►

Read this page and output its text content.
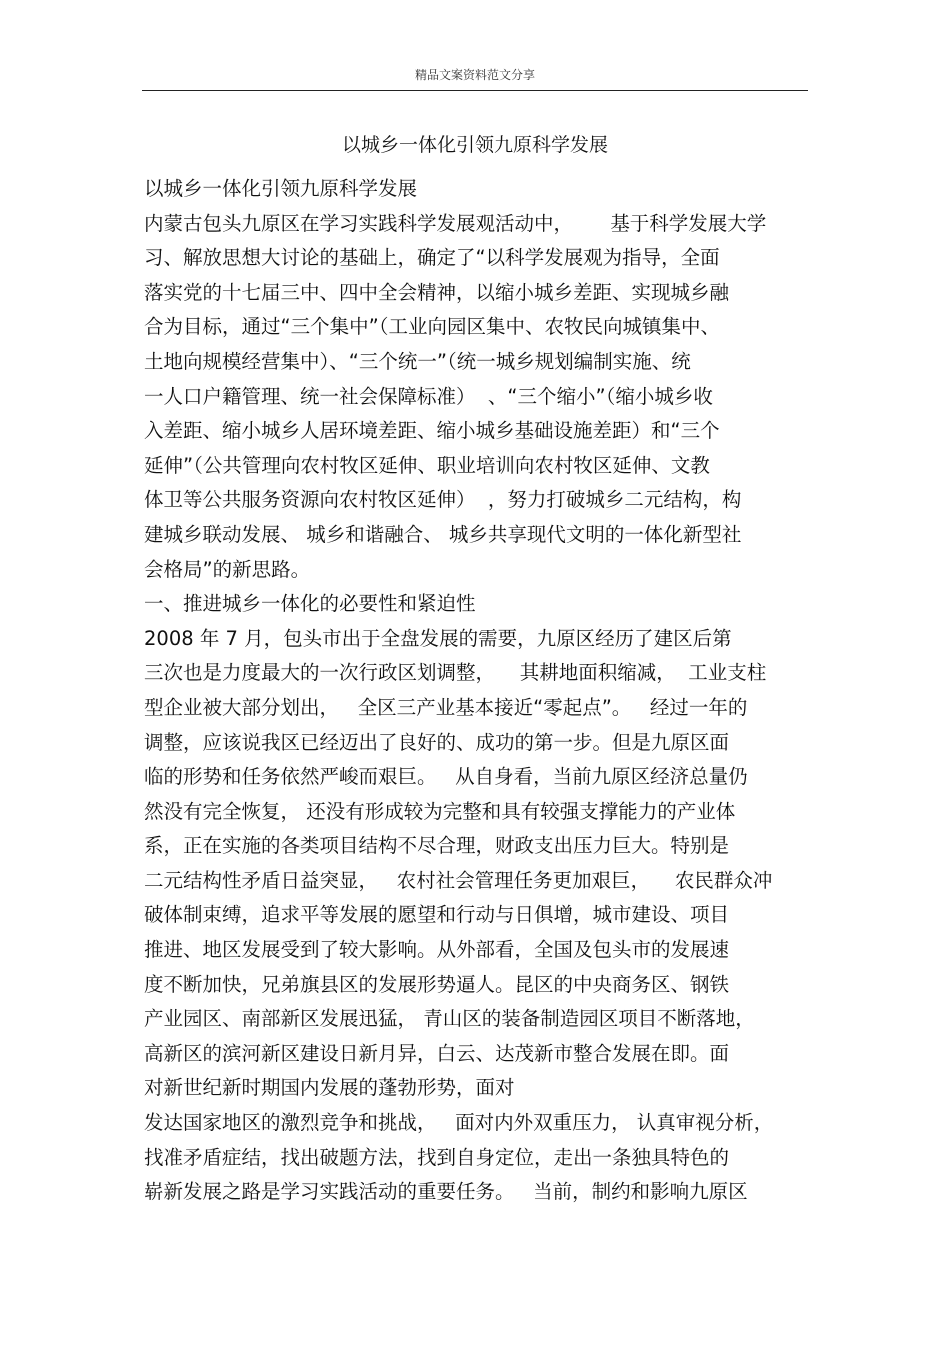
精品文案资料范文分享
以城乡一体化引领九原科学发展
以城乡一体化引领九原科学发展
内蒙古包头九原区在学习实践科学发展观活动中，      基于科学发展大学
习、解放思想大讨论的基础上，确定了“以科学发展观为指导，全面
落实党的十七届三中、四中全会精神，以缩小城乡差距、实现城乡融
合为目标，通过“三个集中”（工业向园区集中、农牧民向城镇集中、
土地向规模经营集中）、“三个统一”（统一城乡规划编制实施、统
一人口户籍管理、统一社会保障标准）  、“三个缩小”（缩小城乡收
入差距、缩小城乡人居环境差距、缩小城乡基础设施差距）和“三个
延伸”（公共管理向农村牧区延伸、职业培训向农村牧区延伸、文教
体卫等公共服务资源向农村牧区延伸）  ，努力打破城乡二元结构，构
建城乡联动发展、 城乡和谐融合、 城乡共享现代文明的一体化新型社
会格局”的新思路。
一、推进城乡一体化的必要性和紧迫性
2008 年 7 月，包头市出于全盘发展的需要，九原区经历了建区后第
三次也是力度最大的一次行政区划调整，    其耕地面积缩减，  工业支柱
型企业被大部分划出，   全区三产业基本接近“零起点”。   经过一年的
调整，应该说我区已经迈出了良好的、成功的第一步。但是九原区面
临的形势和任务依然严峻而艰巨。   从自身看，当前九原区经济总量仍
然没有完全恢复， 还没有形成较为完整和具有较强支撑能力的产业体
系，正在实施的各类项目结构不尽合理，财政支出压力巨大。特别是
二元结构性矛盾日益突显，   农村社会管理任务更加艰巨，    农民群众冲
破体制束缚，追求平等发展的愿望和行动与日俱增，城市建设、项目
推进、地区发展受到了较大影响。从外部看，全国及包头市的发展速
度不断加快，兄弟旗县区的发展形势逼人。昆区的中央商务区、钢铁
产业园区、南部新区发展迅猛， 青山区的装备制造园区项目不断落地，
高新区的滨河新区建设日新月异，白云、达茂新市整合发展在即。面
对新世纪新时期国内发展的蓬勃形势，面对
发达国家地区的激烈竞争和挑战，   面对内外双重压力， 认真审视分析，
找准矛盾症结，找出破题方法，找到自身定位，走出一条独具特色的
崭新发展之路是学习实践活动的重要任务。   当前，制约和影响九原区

◄
►

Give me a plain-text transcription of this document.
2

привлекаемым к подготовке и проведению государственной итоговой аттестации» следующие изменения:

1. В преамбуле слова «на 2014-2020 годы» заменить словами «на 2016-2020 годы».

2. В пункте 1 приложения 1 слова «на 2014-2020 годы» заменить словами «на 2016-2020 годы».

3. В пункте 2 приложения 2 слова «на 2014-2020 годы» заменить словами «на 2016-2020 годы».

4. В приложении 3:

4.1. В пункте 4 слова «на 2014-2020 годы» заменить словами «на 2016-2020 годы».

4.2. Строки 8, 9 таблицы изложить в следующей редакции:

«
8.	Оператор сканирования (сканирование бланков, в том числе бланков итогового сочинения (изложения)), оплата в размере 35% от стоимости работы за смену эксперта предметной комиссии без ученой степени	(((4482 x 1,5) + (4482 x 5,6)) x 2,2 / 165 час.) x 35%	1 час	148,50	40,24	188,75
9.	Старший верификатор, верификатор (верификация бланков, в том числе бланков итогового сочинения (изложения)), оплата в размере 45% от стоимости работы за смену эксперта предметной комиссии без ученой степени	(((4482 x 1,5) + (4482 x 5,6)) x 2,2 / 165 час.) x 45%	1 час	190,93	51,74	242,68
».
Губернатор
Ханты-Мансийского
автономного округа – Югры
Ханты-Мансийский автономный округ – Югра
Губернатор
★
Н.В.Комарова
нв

◄

_YOUR TASK_
Find the lines containing "text" and list every one of them.

_ANSWER TO THIS EXERCISE_
Read this page and output its text content.
Give me a plain-text transcription of this document.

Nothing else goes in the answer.